- [EXCERTO DO DOCUMENTO]
★ ★ ★ ★ ★ ★ ★
O polo norte, que tem estado quente á custa  de todas as trocas energeticas, deverá começar a perder a anomalia termica a partir de meados da Primavera, e talvez degele menos que em 2010...já que nos espera um periodo de maior equilibrio a partir de meados deste ano ( o jet torna-se forte e as depressões fracas face á diminuição de gradiente termico latitudional)...esse periodo é prova de que atingiu-se um ponto de equilibrio após todo o rebuliço.

A nivel do SW Europeu, eu espero que, finalmente, a partir de Fevereiro se entre numa fase mais calma, com a insurgencia de uma NAO neutra ou +....teremos um Janeiro com precipitação dentro da media, ou pouco acima...e temperaturas amenas...mas Fevereiro talvez já começe a dar alguns vislumbres do regresso do chato AA que nos leva as frentes para NW e traz algum frio de NE

Espero que o periodo a partir de Março seja o de verdadeira mudança....ainda teremos alguma precipitação abundante até Março, com o AA a tomar uma posição a W, o que traria um Março e um Abril com alguns periodos frescos e precipitações proximas á media, especialmente a Norte do pais.

Finalmente, após Maio e até Agosto parece que teremos um periodo quente e seco....a 2a metade da Primavera será gradualmente mais quente e seca e o Verão será antecipado....podendo ser muito quentes os meses de Junho a Agosto....

*É esta a minha previsão nos proximos 6 a 9 meses....um inverno que acabará humido e com temperaturas na média, um inicio de Primavera ( Fev-Abr) com temperaturas dentro ou um pouco abaixo da média e precipitações a começar a enfraquecer mais notoriamente.
Finalmente, o final da Primavera e o Verão ( especialmente o inicio) serão quentes e secos, á medida que uma NAO+/ jet mais forte começa a fazer-se sentir e o PDO- vai reforçando o cinturão subtropical.*

A ver vamos


----------



## stormy (6 Jan 2011 às 00:39)

Estou cada vez mais certo que este Verão, especialmente entre Mai-Ago, será bem quente, ao estilo dos verões quentes dos 80´s ou 90´s...
Isto devido á Niña e ao efeito crescente do PDO-, ´tambem este periodo de trocas energeticas que aqueceu o polo deverá diminuir o gradiente horizontal e portanto enfraquecer as depressões e o jet.

Acontece que a partir da Primavera espero portanto o retorno a um ponto de equilibrio, com a dorsal subtropical a reforçar-se e o jet a ficar mais forte....no que levará a um verão de NAO neutra a positiva mas consistente...o polo a arrefecer e a Europa mediterranea a ter um bom Verão.

O facto de estarmos numa NAO+ ou neutra, tambem pode significar um Outono razoavel a nivel da convecção....já que o jet não estará excessivamente potente, criando ainda com alguma facilidade aqueças tão adoradas cut-oft´s  de Set-Out..

E se tudo se encaixar..após um outono interessante poderemos ter um Inverno fresco...

Mas há que focalizar no tema do tópico..portanto...revejo em "alta" a possibilidade de um periodo mais fresco agora em Fev-Abr, mas um retorno ao calor a partir de Maio devido á NAO+/AO+ e ao pacifico que se manterá frio reforçando o anticiclone da California, ao invés do regime de NAO-/PDO+ que tende a dar primaveras instaveis e um Verão mais  concentrado em Jul-Set.
★ ★ ★ ★ ★ ★ ★
- [Entradas de posição dos itens]

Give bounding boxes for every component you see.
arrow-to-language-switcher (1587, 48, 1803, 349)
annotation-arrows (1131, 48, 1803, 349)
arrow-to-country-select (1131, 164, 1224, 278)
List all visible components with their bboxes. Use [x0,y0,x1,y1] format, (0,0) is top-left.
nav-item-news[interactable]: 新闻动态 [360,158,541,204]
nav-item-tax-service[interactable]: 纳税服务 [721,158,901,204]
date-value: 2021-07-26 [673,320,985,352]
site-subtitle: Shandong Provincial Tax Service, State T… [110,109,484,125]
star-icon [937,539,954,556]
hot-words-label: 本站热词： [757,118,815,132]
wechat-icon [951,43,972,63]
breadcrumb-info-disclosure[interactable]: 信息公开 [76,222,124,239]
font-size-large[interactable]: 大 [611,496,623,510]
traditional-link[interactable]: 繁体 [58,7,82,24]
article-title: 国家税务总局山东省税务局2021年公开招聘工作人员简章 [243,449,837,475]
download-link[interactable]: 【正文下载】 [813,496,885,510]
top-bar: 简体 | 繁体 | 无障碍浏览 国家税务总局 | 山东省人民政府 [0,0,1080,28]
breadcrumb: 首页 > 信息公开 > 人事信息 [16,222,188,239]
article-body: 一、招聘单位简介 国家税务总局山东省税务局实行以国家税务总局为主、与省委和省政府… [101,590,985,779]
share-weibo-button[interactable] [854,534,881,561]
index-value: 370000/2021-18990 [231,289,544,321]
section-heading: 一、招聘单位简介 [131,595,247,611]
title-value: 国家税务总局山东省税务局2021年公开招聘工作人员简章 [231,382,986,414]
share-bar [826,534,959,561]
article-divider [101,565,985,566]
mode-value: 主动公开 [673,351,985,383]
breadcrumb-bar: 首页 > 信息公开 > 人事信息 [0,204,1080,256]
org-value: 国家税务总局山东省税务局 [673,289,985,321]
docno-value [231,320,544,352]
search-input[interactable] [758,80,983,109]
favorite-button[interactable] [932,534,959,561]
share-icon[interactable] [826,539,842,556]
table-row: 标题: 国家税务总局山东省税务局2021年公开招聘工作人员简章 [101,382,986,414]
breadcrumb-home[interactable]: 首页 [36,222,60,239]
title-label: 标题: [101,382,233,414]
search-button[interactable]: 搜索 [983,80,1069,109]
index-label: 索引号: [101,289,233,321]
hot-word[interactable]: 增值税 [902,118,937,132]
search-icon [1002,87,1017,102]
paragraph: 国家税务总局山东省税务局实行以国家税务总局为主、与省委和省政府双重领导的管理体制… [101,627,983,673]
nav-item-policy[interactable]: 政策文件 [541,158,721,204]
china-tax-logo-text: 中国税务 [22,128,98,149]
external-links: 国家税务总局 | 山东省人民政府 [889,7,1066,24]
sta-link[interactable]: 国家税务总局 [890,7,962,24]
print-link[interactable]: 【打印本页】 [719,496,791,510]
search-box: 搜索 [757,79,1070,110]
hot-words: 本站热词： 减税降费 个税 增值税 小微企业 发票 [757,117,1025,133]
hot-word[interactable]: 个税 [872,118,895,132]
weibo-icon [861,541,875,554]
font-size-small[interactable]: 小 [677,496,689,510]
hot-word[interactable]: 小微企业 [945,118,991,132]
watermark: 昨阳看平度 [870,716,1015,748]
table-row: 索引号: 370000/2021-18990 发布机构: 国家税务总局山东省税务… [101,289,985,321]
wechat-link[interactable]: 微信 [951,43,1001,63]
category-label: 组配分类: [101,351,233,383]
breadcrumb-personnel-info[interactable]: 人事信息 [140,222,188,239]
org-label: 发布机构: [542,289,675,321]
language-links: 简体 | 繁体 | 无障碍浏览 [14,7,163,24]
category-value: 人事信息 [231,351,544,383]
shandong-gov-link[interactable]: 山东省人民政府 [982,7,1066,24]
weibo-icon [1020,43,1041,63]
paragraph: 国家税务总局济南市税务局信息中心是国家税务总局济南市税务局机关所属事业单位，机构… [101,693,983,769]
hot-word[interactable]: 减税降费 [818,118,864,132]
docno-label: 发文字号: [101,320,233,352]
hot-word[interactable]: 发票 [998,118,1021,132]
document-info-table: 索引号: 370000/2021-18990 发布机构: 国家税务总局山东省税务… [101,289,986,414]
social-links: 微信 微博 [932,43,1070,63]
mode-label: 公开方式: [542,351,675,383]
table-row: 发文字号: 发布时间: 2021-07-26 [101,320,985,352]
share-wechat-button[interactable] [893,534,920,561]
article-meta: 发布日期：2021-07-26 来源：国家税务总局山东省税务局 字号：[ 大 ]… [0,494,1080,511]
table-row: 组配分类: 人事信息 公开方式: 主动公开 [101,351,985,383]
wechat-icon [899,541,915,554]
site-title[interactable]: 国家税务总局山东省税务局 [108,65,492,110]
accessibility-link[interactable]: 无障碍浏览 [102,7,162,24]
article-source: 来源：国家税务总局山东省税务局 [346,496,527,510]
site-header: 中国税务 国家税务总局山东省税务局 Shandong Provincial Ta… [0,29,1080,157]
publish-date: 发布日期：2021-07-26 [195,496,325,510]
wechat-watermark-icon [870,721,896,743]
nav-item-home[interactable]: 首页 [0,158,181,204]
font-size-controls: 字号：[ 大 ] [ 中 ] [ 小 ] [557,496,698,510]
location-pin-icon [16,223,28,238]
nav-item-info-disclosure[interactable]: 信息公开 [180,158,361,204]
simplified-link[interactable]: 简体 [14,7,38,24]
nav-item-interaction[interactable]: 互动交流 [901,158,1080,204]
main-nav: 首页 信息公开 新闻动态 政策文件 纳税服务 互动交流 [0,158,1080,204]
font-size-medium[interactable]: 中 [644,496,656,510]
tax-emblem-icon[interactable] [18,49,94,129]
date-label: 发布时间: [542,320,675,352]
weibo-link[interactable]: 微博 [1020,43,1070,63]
★ ★ ★ ★ ★ ★ ★
- [INSTRUÇÕES DO EXERCÍCIO]
**1)** Indique se cada afirmação concorda com o excerto sobre a previsão do tempo, respondendo sim ou não e citando as palavras decisivas do excerto. (a) Os meses de Junho a Agosto poderão ser muito quentes. (b) Prevê-se um Janeiro com precipitação muito abaixo da média. (c) A mensagem de stormy compara o Verão esperado aos verões quentes dos anos 70.
**2)** Reproduza sem qualquer alteração as linhas de dados, desde a primeira até à linha que contém "external-links: 国家税务总局 |", inclusive.

- [PROBLEMAS RESOLVIDOS]
**1)**
(a) Sim: "podendo ser muito quentes os meses de Junho a Agosto"
(b) Não: "teremos um Janeiro com precipitação dentro da media, ou pouco acima"
(c) Não: "ao estilo dos verões quentes dos 80´s ou 90´s"

**2)**
Give bounding boxes for every component you see.
arrow-to-language-switcher (1587, 48, 1803, 349)
annotation-arrows (1131, 48, 1803, 349)
arrow-to-country-select (1131, 164, 1224, 278)
List all visible components with their bboxes. Use [x0,y0,x1,y1] format, (0,0) is top-left.
nav-item-news[interactable]: 新闻动态 [360,158,541,204]
nav-item-tax-service[interactable]: 纳税服务 [721,158,901,204]
date-value: 2021-07-26 [673,320,985,352]
site-subtitle: Shandong Provincial Tax Service, State T… [110,109,484,125]
star-icon [937,539,954,556]
hot-words-label: 本站热词： [757,118,815,132]
wechat-icon [951,43,972,63]
breadcrumb-info-disclosure[interactable]: 信息公开 [76,222,124,239]
font-size-large[interactable]: 大 [611,496,623,510]
traditional-link[interactable]: 繁体 [58,7,82,24]
article-title: 国家税务总局山东省税务局2021年公开招聘工作人员简章 [243,449,837,475]
download-link[interactable]: 【正文下载】 [813,496,885,510]
top-bar: 简体 | 繁体 | 无障碍浏览 国家税务总局 | 山东省人民政府 [0,0,1080,28]
breadcrumb: 首页 > 信息公开 > 人事信息 [16,222,188,239]
article-body: 一、招聘单位简介 国家税务总局山东省税务局实行以国家税务总局为主、与省委和省政府… [101,590,985,779]
share-weibo-button[interactable] [854,534,881,561]
index-value: 370000/2021-18990 [231,289,544,321]
section-heading: 一、招聘单位简介 [131,595,247,611]
title-value: 国家税务总局山东省税务局2021年公开招聘工作人员简章 [231,382,986,414]
share-bar [826,534,959,561]
article-divider [101,565,985,566]
mode-value: 主动公开 [673,351,985,383]
breadcrumb-bar: 首页 > 信息公开 > 人事信息 [0,204,1080,256]
org-value: 国家税务总局山东省税务局 [673,289,985,321]
docno-value [231,320,544,352]
search-input[interactable] [758,80,983,109]
favorite-button[interactable] [932,534,959,561]
share-icon[interactable] [826,539,842,556]
table-row: 标题: 国家税务总局山东省税务局2021年公开招聘工作人员简章 [101,382,986,414]
breadcrumb-home[interactable]: 首页 [36,222,60,239]
title-label: 标题: [101,382,233,414]
search-button[interactable]: 搜索 [983,80,1069,109]
index-label: 索引号: [101,289,233,321]
hot-word[interactable]: 增值税 [902,118,937,132]
search-icon [1002,87,1017,102]
paragraph: 国家税务总局山东省税务局实行以国家税务总局为主、与省委和省政府双重领导的管理体制… [101,627,983,673]
nav-item-policy[interactable]: 政策文件 [541,158,721,204]
china-tax-logo-text: 中国税务 [22,128,98,149]
external-links: 国家税务总局 | 山东省人民政府 [889,7,1066,24]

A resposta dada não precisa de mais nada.